What you have to do – Your answer should be a single number: how many lines in the data below hold the string "ylabel".

((

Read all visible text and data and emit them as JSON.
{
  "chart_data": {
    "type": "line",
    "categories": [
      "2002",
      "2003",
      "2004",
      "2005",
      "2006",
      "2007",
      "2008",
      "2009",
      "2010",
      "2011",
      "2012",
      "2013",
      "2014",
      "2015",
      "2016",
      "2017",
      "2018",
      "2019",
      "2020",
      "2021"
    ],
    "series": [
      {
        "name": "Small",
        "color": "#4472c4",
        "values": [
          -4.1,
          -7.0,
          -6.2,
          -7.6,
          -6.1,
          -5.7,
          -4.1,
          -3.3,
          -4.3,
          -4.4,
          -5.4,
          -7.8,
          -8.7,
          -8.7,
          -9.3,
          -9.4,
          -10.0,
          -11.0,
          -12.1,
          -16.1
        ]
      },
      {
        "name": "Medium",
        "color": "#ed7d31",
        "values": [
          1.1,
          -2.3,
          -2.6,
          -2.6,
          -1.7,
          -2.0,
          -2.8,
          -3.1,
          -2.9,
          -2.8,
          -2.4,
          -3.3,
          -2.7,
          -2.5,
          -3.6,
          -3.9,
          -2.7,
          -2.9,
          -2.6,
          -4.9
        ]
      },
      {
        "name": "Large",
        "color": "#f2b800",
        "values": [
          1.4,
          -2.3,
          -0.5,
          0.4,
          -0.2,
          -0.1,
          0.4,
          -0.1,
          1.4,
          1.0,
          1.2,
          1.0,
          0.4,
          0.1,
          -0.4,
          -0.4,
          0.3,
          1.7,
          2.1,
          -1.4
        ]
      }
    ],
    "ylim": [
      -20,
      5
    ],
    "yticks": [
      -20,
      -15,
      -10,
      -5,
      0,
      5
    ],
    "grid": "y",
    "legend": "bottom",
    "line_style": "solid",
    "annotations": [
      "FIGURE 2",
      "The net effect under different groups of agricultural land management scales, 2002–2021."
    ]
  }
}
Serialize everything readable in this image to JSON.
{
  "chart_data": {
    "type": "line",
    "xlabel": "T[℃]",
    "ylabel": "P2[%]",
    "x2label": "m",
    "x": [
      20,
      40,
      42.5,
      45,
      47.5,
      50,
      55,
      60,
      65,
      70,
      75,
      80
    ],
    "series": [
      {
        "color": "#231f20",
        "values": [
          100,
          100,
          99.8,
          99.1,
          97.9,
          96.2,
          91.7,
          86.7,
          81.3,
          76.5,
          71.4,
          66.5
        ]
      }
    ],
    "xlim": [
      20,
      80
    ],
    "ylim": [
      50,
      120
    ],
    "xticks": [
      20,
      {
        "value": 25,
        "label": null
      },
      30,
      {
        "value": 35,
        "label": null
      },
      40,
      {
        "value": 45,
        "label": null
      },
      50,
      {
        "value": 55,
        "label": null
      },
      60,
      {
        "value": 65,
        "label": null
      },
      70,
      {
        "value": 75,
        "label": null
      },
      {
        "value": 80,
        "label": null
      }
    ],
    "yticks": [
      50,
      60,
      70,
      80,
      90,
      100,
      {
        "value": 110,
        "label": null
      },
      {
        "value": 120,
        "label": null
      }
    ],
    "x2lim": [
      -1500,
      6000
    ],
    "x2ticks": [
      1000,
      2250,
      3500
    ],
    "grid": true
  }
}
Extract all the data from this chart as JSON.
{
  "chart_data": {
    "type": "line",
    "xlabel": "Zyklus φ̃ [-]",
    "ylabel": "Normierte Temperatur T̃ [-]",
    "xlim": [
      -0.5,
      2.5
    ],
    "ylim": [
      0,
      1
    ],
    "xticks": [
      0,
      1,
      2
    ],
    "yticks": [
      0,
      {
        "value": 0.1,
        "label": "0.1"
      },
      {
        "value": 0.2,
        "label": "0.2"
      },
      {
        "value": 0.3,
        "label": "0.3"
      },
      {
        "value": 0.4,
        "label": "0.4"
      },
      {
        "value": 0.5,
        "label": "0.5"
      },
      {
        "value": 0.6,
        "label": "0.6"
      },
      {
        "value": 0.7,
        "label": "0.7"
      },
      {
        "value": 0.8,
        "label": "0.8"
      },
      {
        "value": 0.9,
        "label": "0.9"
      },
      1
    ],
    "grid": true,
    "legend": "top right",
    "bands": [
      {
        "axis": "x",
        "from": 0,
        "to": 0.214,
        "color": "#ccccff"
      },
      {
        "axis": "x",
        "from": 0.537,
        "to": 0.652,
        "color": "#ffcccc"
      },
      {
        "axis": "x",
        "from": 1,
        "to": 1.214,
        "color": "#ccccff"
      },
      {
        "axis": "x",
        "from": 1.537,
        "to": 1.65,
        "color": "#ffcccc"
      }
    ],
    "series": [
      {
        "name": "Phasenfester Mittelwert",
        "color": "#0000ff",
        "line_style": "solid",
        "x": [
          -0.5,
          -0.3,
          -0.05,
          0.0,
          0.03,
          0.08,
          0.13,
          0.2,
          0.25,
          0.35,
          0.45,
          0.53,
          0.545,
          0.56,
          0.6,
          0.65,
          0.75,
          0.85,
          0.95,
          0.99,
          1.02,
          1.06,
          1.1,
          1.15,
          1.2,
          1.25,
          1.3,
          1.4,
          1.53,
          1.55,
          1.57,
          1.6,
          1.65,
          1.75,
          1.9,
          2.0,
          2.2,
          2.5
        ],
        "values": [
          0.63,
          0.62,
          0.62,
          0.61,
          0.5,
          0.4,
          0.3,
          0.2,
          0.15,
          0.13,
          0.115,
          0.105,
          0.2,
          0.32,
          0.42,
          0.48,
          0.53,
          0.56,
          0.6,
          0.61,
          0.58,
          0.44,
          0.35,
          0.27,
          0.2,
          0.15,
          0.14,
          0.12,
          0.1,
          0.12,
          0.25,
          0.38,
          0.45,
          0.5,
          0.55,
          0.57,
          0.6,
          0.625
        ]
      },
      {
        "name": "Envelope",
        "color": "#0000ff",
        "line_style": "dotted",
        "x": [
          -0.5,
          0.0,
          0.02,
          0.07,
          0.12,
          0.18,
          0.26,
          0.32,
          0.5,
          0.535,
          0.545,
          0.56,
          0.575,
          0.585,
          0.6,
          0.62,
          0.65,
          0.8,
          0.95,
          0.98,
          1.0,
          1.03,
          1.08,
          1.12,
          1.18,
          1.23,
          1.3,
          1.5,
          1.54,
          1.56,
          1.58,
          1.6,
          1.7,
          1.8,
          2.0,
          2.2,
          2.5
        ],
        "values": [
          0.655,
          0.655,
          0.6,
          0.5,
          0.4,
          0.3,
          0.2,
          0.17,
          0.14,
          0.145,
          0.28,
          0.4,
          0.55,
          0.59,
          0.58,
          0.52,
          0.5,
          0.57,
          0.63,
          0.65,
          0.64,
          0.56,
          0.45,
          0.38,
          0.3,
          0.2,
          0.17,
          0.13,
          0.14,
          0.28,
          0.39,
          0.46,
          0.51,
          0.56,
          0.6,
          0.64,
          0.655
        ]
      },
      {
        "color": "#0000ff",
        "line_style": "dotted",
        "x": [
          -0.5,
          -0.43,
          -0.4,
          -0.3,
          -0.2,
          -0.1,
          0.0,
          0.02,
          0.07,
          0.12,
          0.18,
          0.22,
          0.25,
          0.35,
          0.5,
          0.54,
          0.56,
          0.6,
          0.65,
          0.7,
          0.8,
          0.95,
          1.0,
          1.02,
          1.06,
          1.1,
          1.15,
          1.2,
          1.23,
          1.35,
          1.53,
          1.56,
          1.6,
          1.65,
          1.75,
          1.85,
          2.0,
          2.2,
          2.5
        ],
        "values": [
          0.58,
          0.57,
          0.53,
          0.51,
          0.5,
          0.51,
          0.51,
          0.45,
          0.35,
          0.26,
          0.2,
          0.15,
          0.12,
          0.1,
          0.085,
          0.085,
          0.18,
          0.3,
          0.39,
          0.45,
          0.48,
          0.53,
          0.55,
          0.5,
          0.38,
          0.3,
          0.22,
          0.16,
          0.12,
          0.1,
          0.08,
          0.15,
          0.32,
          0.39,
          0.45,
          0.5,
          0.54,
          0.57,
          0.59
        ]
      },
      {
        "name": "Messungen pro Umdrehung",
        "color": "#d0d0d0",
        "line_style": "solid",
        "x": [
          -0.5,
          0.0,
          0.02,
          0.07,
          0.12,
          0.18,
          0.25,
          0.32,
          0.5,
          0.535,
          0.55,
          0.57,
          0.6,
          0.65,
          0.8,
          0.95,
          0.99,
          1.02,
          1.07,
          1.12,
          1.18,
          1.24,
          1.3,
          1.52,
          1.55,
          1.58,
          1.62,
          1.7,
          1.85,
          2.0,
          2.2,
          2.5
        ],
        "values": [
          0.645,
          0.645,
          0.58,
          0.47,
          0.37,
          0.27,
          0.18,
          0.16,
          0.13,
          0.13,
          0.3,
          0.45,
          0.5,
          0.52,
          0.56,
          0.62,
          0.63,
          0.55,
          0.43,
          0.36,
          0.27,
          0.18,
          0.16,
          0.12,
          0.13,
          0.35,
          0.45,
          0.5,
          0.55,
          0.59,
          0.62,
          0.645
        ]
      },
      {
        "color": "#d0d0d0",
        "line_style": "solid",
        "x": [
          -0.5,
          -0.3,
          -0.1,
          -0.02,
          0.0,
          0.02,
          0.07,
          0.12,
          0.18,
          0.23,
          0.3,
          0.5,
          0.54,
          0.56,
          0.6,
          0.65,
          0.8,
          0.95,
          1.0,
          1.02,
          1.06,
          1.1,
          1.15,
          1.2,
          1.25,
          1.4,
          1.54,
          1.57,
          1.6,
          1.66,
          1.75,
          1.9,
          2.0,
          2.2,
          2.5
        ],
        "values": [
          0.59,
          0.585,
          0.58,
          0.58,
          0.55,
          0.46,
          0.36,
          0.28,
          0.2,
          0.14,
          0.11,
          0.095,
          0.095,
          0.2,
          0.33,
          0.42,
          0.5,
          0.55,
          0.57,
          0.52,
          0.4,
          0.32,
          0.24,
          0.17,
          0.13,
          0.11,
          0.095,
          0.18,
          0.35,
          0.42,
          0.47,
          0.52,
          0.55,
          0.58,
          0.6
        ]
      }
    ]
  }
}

))

Finished answer – 2